Problem A >> Check each statement against the cluster guide preface and say whether it agrees: (i) the Reference Guide supplements the Installation and Configuration Guide; (ii) "Important" marks information that has nothing to do with data loss; (iii) the software in the guide is guaranteed to run. For each, give yes or no and quote the words that decide it.
Problem B >> Write the next part of the cluster guide preface, starting after its final sentence.

Provided text >>
• • •

1. Preface¶
1.1. Who Should Use This Guide¶
The HA Cluster Configuration Guide for Google Cloud Platform (Windows) is intended for administrators who want to build a cluster system, and for system engineers and maintenance personnel who provide user support.
The software and setup examples introduced in this guide are for reference only, and the software is not guaranteed to run.
1.2. Scope of application¶
For information on the system requirements, see "Getting Started Guide" -> "Installation requirements for EXPRESSCLUSTER".
This guide contains product- and service-related information (e.g., screenshots) collected at the time of writing this guide. For the latest information, which may be different from the content in this guide, refer to corresponding websites and manuals.
1.3. How This Guide is Organized¶
"3. Operating Environments ": Describes the tested operating environment of this function.
"4. Cluster Creation Procedure (for an HA Cluster with an Internal TCP Load Balancer)": Describes how to create an HA cluster involving an internal TCP load balancer.
"5. Error Messages": Describes the error messages and solutions.
"6. Notes and Restrictions ": Describes the notes and restrictions on creating and operating a cluster.
1.4. EXPRESSCLUSTER X Documentation Set¶
The EXPRESSCLUSTER X manuals consist of the following four guides. The title and purpose of each guide is described below:
EXPRESSCLUSTER X Getting Started Guide
This guide is intended for all users. The guide covers topics such as product overview, system requirements, and known problems.
EXPRESSCLUSTER X Installation and Configuration Guide
This guide is intended for system engineers and administrators who want to build, operate, and maintain a cluster system. Instructions for designing, installing, and configuring a cluster system with EXPRESSCLUSTER are covered in this guide.
EXPRESSCLUSTER X Reference Guide
This guide is intended for system administrators. The guide covers topics such as how to operate EXPRESSCLUSTER, function of each module and troubleshooting. The guide is supplement to the Installation and Configuration Guide.
EXPRESSCLUSTER X Maintenance Guide
This guide is intended for administrators and for system administrators who want to build, operate, and maintain EXPRESSCLUSTER-based cluster systems. The guide describes maintenance-related topics for EXPRESSCLUSTER.
1.5. Conventions¶
In this guide, Note, Important, See also are used as follows:
Note
Used when the information given is important, but not related to the data loss and damage to the system and machine.
Important
Used when the information given is necessary to avoid the data loss and damage to the system and machine.
See also
Used to describe the location of the information given at the reference destination.
The following conventions are used in this guide.
Convention |
Usage |
Example |
---|---|---|
Bold |
Indicates graphical objects, such as text boxes, list boxes, menu selections, buttons, labels, icons, etc. |
Click Start.
Properties dialog box
|
Angled bracket within the command line |
Indicates that the value specified inside of the angled bracket can be omitted. |
|
> |
Prompt to indicate that a Windows user has logged on as root user. |
|
Monospace |
Indicates path names, commands, system output (message, prompt, etc.), directory, file names, functions and parameters. |
|
bold |
Indicates the value that a user actually enters from a command line. |
Enter the following:
> clpcl -s -a |
|
Indicates that users should replace italicized part with values that they are actually working with. |
|
In the figures of this guide, this icon represents EXPRESSCLUSTER.

• • •

Supplied material >>
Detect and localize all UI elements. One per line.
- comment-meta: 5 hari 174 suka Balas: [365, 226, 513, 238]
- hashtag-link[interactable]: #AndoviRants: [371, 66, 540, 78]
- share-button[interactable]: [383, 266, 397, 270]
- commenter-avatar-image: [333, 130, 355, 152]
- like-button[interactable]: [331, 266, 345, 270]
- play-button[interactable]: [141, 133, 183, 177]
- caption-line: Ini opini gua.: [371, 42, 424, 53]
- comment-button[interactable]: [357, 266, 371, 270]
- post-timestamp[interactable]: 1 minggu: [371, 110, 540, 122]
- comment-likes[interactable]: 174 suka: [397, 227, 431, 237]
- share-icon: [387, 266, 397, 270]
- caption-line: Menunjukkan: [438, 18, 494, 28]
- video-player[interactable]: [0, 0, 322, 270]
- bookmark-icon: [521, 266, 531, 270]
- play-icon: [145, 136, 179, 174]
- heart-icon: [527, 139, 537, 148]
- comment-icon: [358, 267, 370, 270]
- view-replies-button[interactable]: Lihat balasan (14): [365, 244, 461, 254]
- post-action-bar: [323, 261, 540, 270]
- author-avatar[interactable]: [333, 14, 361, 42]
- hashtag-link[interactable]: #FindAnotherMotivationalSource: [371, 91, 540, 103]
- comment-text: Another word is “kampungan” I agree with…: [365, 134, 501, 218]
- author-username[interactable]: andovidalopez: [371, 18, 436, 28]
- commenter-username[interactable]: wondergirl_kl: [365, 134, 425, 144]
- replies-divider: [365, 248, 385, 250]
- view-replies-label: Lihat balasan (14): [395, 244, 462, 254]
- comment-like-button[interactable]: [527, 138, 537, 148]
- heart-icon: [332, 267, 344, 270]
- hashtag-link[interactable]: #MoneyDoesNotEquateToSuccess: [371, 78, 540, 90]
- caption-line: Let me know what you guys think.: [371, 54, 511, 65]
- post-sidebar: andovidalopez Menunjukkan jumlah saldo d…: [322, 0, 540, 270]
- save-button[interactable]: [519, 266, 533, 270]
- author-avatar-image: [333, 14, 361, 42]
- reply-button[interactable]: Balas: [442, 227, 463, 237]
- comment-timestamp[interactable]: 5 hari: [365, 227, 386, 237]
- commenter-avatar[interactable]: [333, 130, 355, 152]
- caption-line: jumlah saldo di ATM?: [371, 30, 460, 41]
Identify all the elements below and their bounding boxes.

• • •

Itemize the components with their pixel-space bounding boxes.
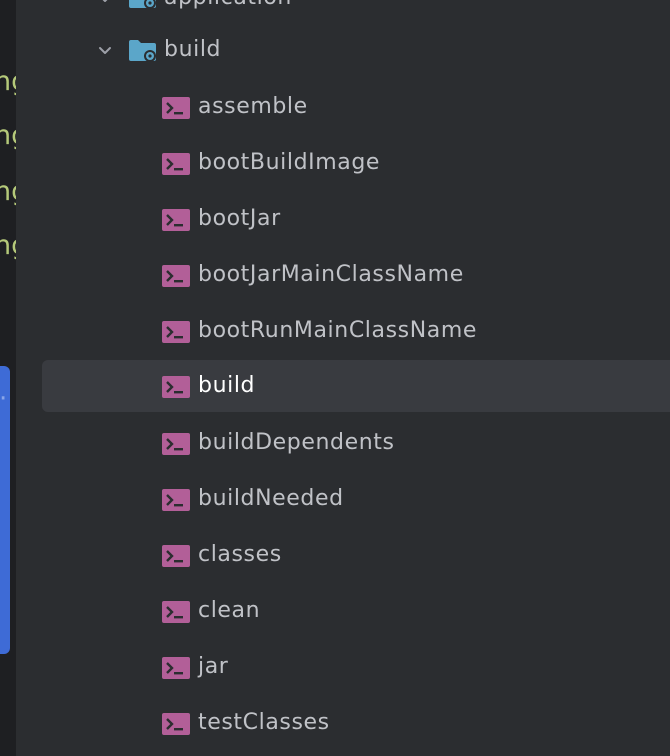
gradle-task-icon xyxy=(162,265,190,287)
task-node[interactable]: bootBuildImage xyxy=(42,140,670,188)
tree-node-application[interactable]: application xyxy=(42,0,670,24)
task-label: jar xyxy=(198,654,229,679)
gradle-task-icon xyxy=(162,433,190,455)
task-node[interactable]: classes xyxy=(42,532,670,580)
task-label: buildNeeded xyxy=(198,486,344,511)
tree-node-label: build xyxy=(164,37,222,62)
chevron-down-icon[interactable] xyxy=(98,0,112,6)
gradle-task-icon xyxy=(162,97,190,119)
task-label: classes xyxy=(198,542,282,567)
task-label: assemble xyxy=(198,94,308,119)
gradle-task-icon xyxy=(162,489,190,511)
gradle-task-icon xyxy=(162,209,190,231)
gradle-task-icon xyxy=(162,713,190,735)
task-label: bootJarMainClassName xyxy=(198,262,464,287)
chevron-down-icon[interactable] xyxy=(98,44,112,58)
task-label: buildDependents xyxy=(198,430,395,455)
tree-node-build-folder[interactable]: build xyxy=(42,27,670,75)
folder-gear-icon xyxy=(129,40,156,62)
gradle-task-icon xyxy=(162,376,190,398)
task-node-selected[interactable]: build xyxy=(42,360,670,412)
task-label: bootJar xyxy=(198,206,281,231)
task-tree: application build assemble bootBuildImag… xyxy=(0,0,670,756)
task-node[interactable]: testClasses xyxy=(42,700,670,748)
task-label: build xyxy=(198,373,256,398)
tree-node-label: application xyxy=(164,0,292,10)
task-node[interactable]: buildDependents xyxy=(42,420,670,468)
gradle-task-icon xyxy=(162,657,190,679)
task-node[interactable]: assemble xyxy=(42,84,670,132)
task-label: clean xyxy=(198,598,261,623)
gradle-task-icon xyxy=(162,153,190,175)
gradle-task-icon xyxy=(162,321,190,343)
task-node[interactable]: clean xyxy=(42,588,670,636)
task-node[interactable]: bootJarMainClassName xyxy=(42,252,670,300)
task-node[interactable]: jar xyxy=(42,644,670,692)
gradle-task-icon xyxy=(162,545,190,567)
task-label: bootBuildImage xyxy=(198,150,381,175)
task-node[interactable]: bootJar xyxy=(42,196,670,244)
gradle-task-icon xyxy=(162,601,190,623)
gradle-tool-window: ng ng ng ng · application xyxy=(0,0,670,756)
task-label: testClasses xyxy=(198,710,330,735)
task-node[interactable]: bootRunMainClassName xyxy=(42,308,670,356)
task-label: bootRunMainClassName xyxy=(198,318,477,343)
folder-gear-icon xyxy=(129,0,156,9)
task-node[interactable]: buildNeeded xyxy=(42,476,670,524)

• • •

Output A >>
(i) Yes: "The guide is supplement to the Installation and Configuration Guide."
(ii) No: "Used when the information given is necessary to avoid the data loss and damage to the system and machine."
(iii) No: "the software is not guaranteed to run."

Output B >>
2. Overview¶
2.1. Functional overview¶
Region
On GCP, a region is a division: a physical and logical unit (like New York and London).It is possible to build all nodes in a single region. However, a network failure or a natural disaster may make all of them crash to prevent the business from continuing.To increase availability, distribute nodes to multiple regions.A region is a group of zones.Zone
On GCP, a zone is a logical group to which each node can be distributed.By distributing each node to a different zone, you can minimize the effects of planned GCP maintenance and those of unplanned maintenance due to a physical hardware failure.
2.2. Basic configuration¶
Purpose |
EXPRESSCLUSTER resource to be chosen |
Necessary GCP service |
---|---|---|
Accessing the cluster at a virtual/internal IP address from a client |
Google Cloud virtual IP resource |
Internal TCP load balancing |
HA cluster with a load balancer
For virtual machines in a GCP environment, client applications can use a virtual IP (VIP) address to access nodes that constitute a cluster. Using the VIP address eliminates the need for the clients to be aware of switching between the virtual machines even after a failover or a group migration occurs.As Fig. 2.1 HA cluster with an internal TCP load balancer shows, the cluster in the GCP environment can be accessed by specifying the VIP address (front-end IP address for Cloud Load Balancing) of the GCP load balancer (for Cloud Load Balancing).The GCP load balancer switches between the active server and the standby server, with its health check. The health check is performed through a port provided by the Google Cloud virtual IP resource.
SubNetwork-1
10.0.1.0/24
IP Address (Client)
10.0.1.200
Virtual IP Address (VIP)
10.0.1.100
SubNetwork-11
10.0.11.0/24
IP Address (Server1)
10.0.11.101
IP Address (Server2)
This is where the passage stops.